==== DATA LISTING

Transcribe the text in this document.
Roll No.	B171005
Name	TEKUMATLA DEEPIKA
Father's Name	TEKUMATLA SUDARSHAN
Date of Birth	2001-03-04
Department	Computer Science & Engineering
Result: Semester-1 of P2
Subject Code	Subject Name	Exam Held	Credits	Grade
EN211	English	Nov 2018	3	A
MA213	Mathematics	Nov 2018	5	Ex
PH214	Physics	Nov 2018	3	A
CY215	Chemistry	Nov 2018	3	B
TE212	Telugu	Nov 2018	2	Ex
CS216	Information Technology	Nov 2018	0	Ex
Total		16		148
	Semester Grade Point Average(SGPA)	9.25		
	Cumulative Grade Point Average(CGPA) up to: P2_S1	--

========

▶ **SET EXERCISE**: Take each line containing the string "Name" and copy it out.

▶ **OUTPUT FOR THIS TASK**:
Name	TEKUMATLA DEEPIKA
Father's Name	TEKUMATLA SUDARSHAN
Subject Code	Subject Name	Exam Held	Credits	Grade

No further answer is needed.